> [What needs to be done] Search the listing below for the word "diverse" and copy each line that holds it.

> [Task inputs]
** START **

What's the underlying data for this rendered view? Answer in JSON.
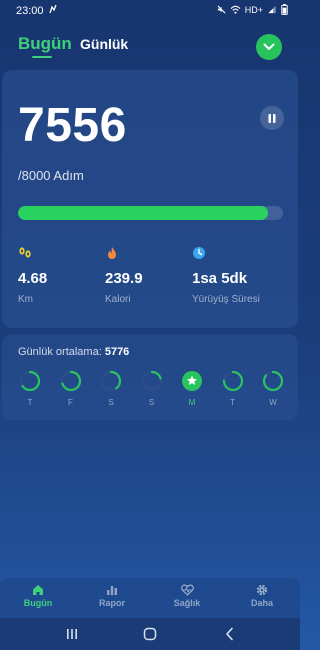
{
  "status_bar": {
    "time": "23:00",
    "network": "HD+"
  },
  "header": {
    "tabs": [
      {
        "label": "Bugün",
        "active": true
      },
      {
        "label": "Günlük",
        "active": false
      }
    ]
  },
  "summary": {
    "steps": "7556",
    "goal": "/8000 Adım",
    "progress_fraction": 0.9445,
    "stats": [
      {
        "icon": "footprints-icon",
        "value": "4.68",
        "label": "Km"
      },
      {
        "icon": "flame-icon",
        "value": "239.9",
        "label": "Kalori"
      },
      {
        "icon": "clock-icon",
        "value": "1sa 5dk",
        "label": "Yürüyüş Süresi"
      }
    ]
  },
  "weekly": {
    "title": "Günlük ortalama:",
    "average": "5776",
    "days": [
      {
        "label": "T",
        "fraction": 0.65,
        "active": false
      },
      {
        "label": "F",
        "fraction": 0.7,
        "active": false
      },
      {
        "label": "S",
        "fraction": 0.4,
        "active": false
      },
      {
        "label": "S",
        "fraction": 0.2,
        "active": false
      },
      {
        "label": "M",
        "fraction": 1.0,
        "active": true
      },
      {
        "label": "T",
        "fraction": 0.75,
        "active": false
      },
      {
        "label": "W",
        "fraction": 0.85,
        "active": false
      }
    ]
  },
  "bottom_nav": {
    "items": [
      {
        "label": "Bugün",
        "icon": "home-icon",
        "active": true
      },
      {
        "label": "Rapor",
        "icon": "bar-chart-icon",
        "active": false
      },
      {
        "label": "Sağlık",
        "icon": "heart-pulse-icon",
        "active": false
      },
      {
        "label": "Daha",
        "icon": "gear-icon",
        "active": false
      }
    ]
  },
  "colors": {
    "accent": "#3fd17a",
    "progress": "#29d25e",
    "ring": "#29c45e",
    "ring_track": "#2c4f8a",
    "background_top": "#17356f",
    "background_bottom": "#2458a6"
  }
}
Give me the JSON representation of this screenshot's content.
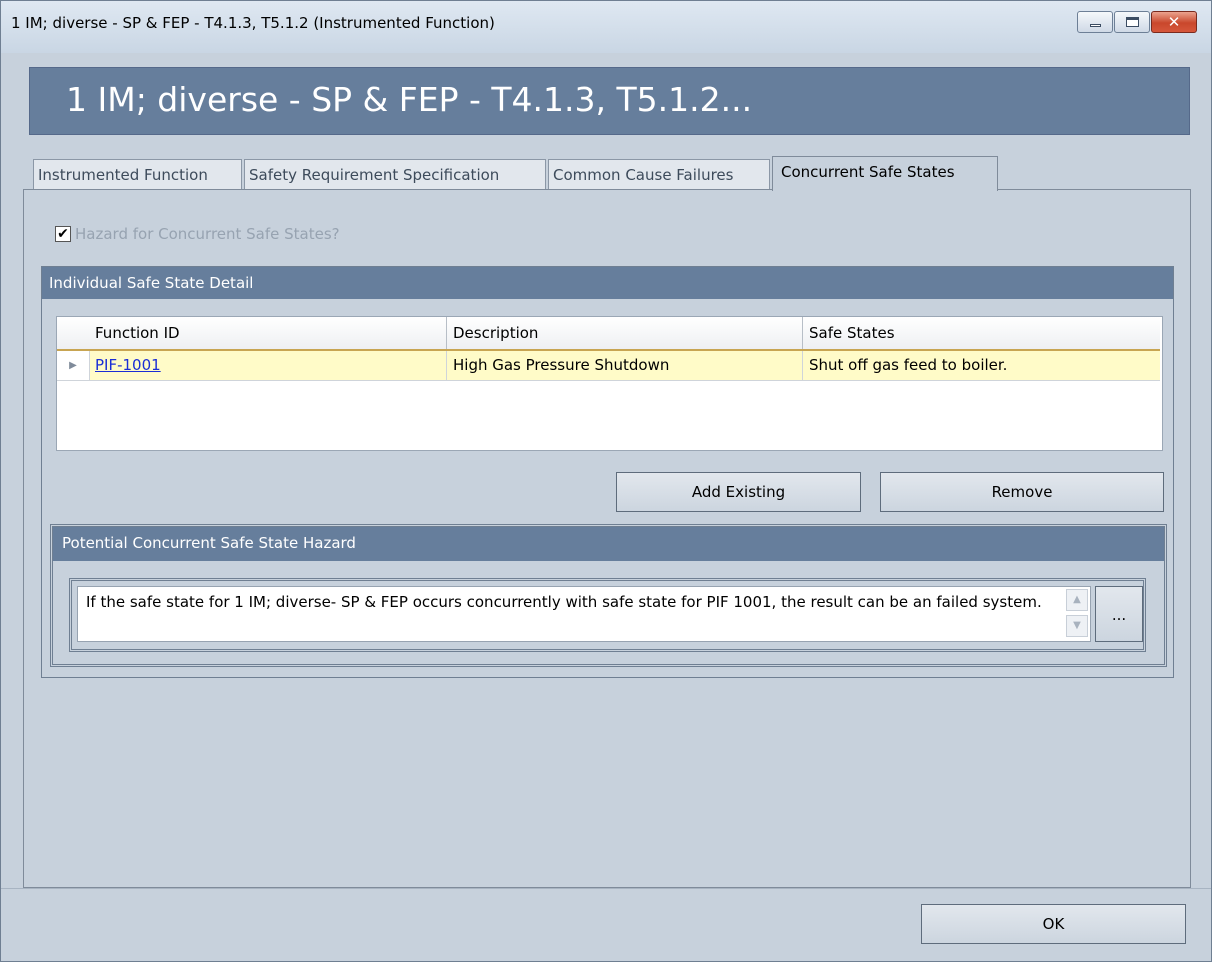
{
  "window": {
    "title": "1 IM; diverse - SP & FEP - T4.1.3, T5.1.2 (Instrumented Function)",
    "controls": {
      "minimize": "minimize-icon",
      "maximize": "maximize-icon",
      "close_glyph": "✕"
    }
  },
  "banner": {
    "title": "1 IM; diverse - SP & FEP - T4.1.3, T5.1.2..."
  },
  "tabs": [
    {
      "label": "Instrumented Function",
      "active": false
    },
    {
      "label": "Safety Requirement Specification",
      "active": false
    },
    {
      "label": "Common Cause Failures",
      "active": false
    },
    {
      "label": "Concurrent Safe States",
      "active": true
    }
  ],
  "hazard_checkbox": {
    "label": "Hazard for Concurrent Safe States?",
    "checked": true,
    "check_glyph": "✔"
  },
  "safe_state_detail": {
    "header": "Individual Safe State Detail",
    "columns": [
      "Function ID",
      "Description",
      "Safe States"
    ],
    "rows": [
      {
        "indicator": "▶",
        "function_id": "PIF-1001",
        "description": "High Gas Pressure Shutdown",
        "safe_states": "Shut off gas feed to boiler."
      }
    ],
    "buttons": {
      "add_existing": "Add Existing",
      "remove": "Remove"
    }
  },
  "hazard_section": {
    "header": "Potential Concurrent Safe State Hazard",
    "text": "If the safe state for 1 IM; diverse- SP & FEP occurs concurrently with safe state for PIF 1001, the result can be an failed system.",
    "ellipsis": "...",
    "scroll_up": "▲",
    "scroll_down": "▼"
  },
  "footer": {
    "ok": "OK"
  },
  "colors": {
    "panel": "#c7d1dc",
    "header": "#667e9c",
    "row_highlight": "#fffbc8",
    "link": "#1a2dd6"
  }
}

** END **

> [Finished answer]
    "title": "1 IM; diverse - SP & FEP - T4.1.3, T5.1.2 (Instrumented Function)",
    "title": "1 IM; diverse - SP & FEP - T4.1.3, T5.1.2..."
    "text": "If the safe state for 1 IM; diverse- SP & FEP occurs concurrently with safe state for PIF 1001, the result can be an failed system.",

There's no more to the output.